• TASK DIRECTIONS: Could you rewrite the data from the line containing "For every button, label, input, icon, or" through the line containing "report-button[interactable]: Report bbox=[190, 624, 246, 639]", swapping every "tier-heading" for "tier-title" and changing nothing else? Leave the pictures out of your answer.

• DATA ENTRIES:
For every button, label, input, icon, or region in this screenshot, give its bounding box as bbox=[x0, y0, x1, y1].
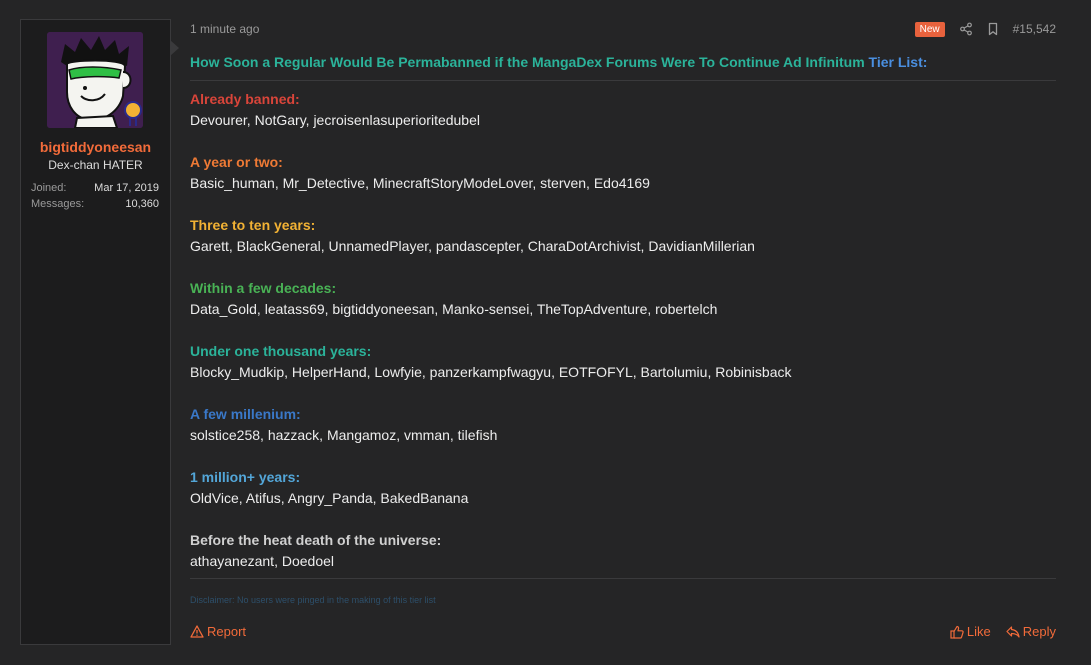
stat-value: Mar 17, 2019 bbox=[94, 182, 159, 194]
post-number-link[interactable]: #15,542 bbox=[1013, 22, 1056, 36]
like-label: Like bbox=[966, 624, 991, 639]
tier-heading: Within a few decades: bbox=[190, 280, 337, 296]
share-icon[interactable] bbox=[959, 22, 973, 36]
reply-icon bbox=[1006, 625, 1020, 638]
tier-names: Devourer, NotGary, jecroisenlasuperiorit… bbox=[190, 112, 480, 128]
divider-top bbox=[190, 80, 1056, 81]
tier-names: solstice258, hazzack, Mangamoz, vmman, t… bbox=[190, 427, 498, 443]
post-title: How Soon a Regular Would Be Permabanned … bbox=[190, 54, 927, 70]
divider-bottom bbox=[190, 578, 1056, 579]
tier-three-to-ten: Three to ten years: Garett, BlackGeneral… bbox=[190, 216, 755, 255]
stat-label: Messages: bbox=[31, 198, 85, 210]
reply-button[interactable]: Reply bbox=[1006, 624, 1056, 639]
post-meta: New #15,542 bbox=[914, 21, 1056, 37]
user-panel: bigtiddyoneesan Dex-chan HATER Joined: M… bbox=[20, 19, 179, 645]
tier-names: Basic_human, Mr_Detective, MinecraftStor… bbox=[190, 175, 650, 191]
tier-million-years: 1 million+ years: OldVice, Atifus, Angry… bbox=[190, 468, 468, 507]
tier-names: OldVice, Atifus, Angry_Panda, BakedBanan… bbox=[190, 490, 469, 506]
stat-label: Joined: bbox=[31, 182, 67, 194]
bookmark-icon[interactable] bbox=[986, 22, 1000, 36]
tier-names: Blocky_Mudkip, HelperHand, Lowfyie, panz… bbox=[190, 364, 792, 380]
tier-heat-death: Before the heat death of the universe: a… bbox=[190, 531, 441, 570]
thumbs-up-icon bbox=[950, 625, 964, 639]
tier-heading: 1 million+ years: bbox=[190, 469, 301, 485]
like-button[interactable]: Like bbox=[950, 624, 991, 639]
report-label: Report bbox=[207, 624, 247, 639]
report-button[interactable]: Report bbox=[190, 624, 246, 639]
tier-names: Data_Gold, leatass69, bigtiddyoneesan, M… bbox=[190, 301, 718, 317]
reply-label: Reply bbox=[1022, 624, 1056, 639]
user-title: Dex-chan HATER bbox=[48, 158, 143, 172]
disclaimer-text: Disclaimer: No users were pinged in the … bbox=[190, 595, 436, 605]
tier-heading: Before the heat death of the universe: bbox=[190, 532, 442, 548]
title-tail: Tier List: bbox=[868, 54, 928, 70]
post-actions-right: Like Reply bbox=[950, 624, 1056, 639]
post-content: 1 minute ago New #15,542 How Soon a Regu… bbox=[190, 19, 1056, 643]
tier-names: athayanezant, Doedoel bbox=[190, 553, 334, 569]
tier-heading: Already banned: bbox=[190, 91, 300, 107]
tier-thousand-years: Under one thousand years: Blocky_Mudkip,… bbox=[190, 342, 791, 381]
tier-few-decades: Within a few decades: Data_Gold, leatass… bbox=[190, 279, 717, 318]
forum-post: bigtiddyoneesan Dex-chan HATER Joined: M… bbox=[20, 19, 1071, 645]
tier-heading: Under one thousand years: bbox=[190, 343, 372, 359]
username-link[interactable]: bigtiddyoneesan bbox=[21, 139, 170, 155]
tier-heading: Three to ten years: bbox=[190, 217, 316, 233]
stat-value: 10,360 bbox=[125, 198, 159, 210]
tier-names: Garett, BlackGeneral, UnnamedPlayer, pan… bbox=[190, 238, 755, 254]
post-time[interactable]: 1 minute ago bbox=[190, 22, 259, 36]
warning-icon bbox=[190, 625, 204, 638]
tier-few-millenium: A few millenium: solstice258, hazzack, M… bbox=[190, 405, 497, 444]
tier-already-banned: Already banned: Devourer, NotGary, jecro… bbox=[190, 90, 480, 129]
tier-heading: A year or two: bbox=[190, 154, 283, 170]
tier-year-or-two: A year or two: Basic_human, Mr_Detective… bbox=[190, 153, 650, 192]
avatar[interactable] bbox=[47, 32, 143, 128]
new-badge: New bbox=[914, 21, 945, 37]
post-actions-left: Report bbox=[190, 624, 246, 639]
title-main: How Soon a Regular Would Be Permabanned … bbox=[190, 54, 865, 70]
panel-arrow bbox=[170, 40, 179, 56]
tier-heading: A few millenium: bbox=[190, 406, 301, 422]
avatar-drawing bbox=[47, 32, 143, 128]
--
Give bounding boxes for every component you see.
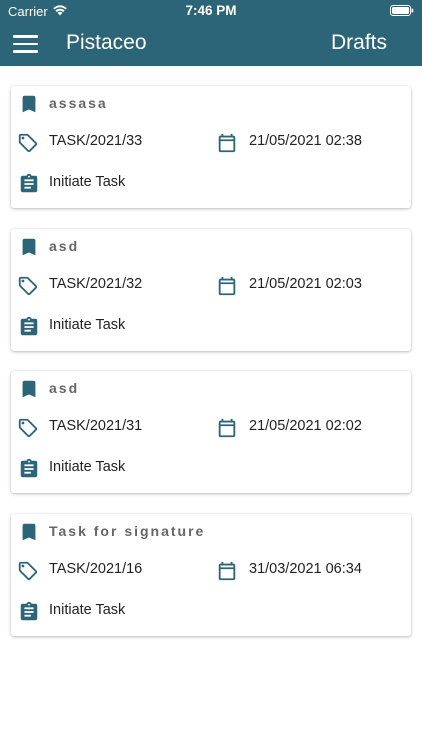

• ANSWER BELOW:
For every button, label, input, icon, or region in this screenshot, give its bounding box as bbox=[x0, y0, x1, y1].
stat-value: Mar 17, 2019 bbox=[94, 182, 159, 194]
post-number-link[interactable]: #15,542 bbox=[1013, 22, 1056, 36]
like-label: Like bbox=[966, 624, 991, 639]
tier-title: Within a few decades: bbox=[190, 280, 337, 296]
share-icon[interactable] bbox=[959, 22, 973, 36]
reply-icon bbox=[1006, 625, 1020, 638]
tier-names: Devourer, NotGary, jecroisenlasuperiorit… bbox=[190, 112, 480, 128]
divider-top bbox=[190, 80, 1056, 81]
tier-names: solstice258, hazzack, Mangamoz, vmman, t… bbox=[190, 427, 498, 443]
post-title: How Soon a Regular Would Be Permabanned … bbox=[190, 54, 927, 70]
divider-bottom bbox=[190, 578, 1056, 579]
tier-three-to-ten: Three to ten years: Garett, BlackGeneral… bbox=[190, 216, 755, 255]
stat-label: Messages: bbox=[31, 198, 85, 210]
reply-button[interactable]: Reply bbox=[1006, 624, 1056, 639]
post-meta: New #15,542 bbox=[914, 21, 1056, 37]
user-panel: bigtiddyoneesan Dex-chan HATER Joined: M… bbox=[20, 19, 179, 645]
tier-names: Basic_human, Mr_Detective, MinecraftStor… bbox=[190, 175, 650, 191]
tier-million-years: 1 million+ years: OldVice, Atifus, Angry… bbox=[190, 468, 468, 507]
tier-names: OldVice, Atifus, Angry_Panda, BakedBanan… bbox=[190, 490, 469, 506]
stat-label: Joined: bbox=[31, 182, 67, 194]
bookmark-icon[interactable] bbox=[986, 22, 1000, 36]
tier-names: Blocky_Mudkip, HelperHand, Lowfyie, panz… bbox=[190, 364, 792, 380]
tier-heat-death: Before the heat death of the universe: a… bbox=[190, 531, 441, 570]
thumbs-up-icon bbox=[950, 625, 964, 639]
tier-title: 1 million+ years: bbox=[190, 469, 301, 485]
like-button[interactable]: Like bbox=[950, 624, 991, 639]
report-label: Report bbox=[207, 624, 247, 639]
report-button[interactable]: Report bbox=[190, 624, 246, 639]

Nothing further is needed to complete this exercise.